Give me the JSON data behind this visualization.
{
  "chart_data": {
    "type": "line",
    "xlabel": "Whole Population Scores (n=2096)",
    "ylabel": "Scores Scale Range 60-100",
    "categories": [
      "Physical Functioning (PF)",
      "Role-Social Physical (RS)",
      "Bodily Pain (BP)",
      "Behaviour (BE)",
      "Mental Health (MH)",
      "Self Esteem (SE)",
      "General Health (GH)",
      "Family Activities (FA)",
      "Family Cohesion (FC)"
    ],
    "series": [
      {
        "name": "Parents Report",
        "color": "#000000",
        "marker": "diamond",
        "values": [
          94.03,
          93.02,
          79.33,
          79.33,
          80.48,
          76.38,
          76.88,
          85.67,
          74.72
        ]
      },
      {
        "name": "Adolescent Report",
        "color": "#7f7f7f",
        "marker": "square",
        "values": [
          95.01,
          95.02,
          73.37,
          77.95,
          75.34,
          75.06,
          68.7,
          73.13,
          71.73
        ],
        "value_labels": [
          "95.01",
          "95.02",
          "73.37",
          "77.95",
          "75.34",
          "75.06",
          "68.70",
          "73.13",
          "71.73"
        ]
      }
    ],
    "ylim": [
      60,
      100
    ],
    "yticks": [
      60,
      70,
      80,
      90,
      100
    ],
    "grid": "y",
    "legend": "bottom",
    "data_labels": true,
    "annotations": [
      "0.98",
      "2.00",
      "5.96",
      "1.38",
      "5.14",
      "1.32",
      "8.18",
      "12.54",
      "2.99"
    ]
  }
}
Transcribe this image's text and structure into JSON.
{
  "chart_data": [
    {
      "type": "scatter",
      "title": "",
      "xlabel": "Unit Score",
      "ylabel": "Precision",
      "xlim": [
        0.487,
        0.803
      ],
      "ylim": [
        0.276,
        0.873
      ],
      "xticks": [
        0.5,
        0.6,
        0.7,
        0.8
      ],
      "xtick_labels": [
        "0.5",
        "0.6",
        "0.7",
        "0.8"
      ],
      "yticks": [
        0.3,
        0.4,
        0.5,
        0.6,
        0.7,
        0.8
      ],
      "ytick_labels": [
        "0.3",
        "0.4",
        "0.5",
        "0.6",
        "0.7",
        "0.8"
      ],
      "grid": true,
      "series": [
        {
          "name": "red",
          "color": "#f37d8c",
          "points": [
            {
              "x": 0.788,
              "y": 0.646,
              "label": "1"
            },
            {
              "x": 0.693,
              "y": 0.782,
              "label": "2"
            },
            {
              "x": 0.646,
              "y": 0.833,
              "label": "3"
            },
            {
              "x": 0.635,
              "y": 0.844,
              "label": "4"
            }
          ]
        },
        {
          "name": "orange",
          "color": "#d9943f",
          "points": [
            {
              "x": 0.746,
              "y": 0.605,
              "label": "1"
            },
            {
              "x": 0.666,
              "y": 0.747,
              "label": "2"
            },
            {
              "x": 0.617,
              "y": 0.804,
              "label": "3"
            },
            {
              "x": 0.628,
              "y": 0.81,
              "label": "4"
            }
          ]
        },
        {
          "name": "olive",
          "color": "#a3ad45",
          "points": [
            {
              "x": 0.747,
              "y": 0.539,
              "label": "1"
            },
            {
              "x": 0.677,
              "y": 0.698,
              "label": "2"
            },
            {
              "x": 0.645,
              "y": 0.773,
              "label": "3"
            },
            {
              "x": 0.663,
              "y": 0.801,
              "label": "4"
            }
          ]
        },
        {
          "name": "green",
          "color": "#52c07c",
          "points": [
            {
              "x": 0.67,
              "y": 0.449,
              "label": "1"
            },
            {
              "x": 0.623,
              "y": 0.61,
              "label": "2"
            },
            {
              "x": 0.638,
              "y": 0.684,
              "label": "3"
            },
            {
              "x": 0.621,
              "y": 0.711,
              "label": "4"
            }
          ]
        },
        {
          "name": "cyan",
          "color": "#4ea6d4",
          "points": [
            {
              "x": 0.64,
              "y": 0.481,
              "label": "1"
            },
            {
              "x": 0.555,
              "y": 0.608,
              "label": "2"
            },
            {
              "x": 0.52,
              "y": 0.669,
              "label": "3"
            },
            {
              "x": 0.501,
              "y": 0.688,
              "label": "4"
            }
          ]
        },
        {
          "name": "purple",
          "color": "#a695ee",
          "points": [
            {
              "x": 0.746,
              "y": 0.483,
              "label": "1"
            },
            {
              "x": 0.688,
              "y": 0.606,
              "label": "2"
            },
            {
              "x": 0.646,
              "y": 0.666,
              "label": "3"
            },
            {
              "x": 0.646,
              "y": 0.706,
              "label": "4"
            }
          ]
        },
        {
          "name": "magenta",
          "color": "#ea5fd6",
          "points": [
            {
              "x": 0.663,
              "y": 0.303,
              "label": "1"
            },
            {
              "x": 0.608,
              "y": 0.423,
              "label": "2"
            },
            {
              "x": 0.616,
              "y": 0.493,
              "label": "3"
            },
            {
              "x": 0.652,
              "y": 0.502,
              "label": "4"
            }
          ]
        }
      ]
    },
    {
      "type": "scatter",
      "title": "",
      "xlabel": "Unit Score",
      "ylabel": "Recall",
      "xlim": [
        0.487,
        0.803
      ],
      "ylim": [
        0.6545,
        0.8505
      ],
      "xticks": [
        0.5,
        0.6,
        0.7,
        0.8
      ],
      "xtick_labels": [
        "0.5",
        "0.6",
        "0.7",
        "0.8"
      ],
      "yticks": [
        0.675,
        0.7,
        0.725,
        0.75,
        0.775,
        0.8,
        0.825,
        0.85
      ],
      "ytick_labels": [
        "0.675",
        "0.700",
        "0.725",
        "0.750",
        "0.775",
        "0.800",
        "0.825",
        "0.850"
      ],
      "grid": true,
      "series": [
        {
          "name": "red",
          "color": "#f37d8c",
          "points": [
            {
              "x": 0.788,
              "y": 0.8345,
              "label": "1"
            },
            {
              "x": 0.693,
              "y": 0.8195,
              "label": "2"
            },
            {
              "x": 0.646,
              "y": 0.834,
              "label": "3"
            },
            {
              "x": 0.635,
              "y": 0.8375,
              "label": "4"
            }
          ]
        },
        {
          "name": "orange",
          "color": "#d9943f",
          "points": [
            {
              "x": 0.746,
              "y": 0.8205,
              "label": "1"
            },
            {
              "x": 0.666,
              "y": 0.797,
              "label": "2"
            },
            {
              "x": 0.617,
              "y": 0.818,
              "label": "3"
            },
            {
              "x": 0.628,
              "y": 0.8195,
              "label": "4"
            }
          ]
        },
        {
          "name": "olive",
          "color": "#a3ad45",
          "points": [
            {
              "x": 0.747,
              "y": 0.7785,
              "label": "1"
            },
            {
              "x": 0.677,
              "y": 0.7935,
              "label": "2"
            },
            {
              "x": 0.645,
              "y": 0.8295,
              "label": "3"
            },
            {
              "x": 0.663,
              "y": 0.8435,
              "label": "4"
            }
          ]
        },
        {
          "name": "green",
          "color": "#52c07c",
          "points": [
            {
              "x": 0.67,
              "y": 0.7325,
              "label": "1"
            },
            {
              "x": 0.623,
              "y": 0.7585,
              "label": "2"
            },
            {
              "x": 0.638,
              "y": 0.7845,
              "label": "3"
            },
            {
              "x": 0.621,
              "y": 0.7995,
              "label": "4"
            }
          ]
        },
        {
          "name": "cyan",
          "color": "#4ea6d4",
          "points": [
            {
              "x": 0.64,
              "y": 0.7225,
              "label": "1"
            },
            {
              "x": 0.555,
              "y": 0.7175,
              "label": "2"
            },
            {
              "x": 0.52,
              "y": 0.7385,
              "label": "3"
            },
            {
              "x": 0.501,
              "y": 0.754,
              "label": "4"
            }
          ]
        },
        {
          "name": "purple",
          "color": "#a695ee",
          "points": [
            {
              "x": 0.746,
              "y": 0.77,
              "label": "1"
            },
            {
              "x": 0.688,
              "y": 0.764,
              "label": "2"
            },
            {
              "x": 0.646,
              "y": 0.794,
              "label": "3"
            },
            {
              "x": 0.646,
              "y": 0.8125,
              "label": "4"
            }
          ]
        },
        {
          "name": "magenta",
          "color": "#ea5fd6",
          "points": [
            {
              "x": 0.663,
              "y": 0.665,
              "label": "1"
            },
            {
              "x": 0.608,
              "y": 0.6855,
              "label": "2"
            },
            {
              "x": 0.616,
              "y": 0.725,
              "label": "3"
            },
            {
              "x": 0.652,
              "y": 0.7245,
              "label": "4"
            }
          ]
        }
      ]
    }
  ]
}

Brief
Scan the listing above and identify each line holding the string "Family"; copy every such line.

Answer for the task
      "Family Activities (FA)",
      "Family Cohesion (FC)"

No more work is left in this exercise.